> Instructions for the task: Locate the string "Ereignisse" in the records below. Copy every line where it occurs.

++++ Supplied records

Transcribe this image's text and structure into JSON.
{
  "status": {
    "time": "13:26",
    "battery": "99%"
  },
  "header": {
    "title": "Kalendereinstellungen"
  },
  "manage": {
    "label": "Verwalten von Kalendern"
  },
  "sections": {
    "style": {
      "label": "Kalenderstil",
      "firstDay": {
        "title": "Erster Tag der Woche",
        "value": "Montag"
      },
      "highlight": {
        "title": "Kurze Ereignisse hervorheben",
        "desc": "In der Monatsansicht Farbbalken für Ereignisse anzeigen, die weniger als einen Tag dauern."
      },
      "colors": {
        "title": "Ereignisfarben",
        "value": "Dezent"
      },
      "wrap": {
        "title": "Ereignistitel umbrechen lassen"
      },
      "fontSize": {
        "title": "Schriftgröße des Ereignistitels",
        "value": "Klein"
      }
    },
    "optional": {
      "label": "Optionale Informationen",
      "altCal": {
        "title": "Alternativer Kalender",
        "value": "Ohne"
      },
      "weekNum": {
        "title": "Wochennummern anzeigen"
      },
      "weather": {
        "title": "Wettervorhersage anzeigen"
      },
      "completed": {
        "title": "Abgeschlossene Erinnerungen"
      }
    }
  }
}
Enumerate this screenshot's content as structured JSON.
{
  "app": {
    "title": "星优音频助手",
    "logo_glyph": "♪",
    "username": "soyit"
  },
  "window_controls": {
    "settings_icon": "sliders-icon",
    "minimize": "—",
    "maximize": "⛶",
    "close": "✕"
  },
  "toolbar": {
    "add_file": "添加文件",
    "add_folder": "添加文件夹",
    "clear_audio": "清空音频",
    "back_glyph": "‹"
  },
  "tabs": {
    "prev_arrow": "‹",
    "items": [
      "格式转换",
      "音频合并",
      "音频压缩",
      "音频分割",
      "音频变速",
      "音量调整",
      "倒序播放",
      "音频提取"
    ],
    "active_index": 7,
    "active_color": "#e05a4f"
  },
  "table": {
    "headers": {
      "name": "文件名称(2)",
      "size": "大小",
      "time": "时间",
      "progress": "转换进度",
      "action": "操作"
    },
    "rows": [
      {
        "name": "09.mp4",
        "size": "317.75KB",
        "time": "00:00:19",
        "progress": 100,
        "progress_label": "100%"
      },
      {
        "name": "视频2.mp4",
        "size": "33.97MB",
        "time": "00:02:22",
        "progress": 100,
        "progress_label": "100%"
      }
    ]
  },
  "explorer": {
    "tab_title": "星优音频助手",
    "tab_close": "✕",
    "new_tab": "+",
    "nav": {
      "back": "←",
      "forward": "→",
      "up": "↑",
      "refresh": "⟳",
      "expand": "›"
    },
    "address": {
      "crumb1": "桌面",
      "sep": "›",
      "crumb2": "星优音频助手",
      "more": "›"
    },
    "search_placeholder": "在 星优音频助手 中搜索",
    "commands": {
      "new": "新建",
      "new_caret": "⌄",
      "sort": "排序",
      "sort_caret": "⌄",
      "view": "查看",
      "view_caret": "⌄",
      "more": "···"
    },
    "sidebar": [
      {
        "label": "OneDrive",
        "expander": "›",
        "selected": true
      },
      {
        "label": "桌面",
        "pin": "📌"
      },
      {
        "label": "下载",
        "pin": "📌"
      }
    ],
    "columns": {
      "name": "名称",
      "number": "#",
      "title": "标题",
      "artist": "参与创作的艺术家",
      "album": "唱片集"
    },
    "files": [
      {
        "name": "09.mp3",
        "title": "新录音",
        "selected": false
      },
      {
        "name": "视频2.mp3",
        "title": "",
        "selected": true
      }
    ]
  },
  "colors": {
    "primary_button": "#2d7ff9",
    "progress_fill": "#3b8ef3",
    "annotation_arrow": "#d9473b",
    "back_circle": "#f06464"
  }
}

++++++++

> Answer below:
        "title": "Kurze Ereignisse hervorheben",
        "desc": "In der Monatsansicht Farbbalken für Ereignisse anzeigen, die weniger als einen Tag dauern."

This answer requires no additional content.